### [Goal of the exercise]
Copy out each line of the material below that holds the string "fruit".
### Data to process
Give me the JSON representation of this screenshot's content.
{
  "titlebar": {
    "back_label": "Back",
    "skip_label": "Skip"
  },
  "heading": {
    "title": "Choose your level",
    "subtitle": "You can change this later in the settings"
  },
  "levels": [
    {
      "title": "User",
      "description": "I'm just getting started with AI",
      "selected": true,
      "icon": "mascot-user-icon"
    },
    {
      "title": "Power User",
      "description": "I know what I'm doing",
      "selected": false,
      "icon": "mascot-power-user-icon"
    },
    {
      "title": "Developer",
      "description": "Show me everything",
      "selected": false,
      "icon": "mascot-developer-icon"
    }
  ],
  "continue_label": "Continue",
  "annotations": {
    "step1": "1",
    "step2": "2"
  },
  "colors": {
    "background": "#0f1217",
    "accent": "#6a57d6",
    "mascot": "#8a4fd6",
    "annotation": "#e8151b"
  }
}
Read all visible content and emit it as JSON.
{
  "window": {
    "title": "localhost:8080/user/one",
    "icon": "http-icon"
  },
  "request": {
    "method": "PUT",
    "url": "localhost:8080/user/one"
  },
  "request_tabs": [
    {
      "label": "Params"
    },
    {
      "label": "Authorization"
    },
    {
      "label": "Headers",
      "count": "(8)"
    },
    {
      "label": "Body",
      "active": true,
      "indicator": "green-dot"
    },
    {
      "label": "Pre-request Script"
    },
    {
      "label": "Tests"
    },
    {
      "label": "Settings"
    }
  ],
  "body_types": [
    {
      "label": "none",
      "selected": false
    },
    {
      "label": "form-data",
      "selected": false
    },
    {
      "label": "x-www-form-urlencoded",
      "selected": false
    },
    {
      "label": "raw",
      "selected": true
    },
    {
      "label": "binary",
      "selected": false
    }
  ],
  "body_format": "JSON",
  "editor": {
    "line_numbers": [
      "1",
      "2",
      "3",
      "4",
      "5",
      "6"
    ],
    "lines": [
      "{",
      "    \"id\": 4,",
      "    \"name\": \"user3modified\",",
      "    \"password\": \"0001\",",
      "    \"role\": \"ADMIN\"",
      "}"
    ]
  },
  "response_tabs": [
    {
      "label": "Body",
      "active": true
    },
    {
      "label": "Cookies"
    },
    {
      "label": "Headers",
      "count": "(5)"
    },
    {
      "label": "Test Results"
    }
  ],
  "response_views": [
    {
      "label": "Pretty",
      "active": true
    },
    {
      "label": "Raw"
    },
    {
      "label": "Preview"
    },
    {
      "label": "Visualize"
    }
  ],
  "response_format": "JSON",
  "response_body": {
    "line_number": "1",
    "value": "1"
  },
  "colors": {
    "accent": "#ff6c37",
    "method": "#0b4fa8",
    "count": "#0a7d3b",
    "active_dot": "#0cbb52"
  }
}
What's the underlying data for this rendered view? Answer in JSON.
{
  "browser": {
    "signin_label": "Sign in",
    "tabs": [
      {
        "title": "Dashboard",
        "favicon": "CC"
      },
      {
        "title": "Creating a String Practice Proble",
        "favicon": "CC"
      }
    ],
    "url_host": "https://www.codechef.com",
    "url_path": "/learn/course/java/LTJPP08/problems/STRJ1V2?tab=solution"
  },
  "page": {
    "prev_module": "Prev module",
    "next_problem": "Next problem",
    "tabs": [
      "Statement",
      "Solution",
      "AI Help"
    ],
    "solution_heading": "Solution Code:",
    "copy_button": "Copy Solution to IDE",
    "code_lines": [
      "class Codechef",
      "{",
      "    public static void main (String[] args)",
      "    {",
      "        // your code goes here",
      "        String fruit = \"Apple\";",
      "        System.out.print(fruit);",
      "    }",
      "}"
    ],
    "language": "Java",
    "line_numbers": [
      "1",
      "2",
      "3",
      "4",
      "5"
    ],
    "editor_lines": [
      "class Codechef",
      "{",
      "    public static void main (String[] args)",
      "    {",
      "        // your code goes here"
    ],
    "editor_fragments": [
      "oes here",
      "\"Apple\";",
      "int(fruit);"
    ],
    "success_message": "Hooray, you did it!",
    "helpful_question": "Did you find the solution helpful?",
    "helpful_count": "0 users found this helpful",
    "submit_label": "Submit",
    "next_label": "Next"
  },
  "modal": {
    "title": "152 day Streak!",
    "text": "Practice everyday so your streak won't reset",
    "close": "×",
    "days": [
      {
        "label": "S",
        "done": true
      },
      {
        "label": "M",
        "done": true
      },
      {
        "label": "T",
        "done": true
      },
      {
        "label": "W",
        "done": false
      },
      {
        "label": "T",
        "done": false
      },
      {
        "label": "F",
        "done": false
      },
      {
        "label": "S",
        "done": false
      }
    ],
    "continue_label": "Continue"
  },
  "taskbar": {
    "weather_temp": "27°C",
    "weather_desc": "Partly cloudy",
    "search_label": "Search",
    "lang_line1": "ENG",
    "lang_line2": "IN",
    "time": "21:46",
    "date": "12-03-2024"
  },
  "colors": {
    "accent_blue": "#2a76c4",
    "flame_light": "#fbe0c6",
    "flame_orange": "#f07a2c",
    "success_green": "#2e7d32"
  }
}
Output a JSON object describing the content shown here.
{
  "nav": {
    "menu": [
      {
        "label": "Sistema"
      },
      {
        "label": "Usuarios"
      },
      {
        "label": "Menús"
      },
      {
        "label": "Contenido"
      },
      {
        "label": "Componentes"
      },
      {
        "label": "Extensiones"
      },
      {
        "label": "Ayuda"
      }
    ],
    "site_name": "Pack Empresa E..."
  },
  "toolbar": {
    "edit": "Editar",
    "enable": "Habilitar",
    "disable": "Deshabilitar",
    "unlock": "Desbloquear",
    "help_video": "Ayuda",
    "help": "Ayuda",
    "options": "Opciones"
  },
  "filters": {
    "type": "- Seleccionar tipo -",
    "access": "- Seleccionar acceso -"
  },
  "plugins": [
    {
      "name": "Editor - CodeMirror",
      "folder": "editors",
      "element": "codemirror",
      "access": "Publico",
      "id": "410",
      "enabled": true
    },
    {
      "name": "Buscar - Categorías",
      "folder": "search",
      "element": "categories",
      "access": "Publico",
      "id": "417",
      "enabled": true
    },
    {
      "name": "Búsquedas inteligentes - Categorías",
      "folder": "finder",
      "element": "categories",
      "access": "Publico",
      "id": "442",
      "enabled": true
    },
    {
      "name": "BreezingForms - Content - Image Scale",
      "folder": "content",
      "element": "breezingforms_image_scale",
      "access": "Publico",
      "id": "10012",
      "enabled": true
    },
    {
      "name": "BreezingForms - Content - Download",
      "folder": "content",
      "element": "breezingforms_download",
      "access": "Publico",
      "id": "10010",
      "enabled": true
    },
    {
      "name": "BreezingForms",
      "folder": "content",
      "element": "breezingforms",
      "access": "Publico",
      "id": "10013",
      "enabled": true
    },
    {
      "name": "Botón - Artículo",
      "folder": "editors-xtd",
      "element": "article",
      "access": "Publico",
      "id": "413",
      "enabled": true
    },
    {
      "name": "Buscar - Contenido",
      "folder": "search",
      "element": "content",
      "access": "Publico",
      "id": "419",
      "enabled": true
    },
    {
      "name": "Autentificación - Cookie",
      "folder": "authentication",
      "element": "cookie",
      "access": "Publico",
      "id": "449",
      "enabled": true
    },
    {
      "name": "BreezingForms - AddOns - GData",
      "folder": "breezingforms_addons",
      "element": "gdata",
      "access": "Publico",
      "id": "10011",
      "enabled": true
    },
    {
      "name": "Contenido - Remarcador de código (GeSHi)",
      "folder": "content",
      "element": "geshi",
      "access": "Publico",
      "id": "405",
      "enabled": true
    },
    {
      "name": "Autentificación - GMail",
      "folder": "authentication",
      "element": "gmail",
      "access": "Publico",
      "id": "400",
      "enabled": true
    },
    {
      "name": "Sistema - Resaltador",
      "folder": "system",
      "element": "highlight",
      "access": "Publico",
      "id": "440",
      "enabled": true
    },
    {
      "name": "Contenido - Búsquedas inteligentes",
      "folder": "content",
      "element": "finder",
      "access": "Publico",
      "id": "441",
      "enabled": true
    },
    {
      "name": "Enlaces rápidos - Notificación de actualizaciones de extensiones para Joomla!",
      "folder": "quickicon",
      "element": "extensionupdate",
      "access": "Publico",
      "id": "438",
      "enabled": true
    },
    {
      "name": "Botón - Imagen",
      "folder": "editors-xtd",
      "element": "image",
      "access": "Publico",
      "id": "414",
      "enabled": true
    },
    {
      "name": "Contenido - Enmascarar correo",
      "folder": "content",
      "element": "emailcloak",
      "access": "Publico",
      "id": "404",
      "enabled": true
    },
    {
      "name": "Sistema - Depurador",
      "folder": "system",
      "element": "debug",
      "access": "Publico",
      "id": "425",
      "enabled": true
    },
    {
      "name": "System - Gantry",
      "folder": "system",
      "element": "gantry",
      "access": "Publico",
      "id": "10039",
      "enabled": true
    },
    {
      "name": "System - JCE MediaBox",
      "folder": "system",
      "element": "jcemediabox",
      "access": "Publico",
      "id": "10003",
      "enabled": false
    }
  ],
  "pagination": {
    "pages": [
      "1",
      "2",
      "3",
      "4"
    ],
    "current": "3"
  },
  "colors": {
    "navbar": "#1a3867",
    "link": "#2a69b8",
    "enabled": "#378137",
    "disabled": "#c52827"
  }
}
######
### [Solution]
      "        String fruit = \"Apple\";",
      "        System.out.print(fruit);",
      "int(fruit);"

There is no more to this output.